» SOURCE RECORDS

· · · · ·

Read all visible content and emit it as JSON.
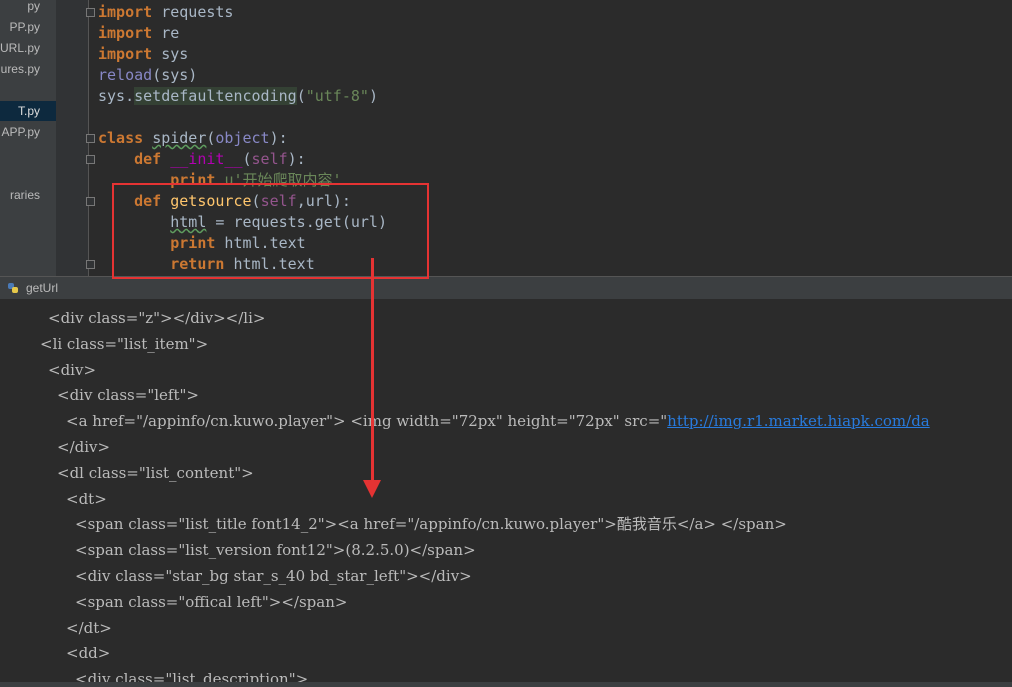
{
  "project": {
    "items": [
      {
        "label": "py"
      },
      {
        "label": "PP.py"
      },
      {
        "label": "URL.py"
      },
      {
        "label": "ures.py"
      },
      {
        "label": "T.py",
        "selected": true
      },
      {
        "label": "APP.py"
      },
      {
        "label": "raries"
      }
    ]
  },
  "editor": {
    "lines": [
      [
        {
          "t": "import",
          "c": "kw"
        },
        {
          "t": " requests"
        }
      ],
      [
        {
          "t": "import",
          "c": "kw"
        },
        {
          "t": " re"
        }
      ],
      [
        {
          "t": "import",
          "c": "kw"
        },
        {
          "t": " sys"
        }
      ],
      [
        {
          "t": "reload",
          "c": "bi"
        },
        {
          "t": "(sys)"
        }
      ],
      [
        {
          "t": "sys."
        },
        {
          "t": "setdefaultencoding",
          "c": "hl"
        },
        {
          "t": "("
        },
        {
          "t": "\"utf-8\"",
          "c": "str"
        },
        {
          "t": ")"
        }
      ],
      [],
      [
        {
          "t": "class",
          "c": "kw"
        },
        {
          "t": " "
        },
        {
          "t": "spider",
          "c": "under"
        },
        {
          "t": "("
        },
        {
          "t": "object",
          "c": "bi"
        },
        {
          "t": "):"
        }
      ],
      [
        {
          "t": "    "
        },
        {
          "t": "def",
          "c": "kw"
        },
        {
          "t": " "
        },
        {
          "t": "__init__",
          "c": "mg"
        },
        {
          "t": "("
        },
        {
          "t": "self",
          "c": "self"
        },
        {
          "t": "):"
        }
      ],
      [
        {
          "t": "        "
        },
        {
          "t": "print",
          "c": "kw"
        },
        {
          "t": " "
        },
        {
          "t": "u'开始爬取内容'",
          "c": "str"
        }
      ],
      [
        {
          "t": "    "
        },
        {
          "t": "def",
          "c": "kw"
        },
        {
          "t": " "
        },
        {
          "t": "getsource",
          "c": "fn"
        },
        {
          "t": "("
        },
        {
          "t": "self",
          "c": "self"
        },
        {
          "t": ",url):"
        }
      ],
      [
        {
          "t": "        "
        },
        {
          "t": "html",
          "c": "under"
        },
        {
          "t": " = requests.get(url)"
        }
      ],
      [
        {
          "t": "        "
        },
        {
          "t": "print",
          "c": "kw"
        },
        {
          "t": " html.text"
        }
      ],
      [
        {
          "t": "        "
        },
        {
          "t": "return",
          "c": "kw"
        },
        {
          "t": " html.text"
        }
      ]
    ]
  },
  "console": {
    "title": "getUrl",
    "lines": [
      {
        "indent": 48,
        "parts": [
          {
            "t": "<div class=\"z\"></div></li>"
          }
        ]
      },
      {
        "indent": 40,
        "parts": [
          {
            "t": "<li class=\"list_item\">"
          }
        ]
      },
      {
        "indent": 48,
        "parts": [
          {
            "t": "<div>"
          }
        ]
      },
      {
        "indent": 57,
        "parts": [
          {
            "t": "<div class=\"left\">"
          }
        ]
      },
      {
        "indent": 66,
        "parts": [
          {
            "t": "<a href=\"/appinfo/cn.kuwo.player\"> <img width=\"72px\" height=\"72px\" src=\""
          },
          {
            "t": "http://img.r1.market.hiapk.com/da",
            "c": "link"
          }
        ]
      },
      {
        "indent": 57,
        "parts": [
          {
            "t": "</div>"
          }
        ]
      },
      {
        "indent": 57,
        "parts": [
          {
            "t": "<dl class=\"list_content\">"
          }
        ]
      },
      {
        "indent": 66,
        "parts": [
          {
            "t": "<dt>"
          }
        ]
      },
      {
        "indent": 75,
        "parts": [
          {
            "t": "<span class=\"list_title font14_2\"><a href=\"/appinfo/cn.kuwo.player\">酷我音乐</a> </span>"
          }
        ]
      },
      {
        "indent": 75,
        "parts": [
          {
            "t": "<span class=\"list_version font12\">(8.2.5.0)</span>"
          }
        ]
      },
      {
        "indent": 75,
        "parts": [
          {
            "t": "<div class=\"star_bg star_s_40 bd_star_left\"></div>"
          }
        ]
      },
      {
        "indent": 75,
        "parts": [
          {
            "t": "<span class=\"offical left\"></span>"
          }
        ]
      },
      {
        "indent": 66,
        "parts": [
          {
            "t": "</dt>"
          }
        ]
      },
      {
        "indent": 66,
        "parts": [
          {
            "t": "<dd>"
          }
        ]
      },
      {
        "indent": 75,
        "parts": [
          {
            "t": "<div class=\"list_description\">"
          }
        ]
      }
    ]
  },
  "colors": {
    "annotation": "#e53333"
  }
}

· · · · ·

» SET PROBLEM
Leave out every line without the string "label" and copy the rest.

» WRITTEN REPLY
        "label": "py"
        "label": "PP.py"
        "label": "URL.py"
        "label": "ures.py"
        "label": "T.py",
        "label": "APP.py"
        "label": "raries"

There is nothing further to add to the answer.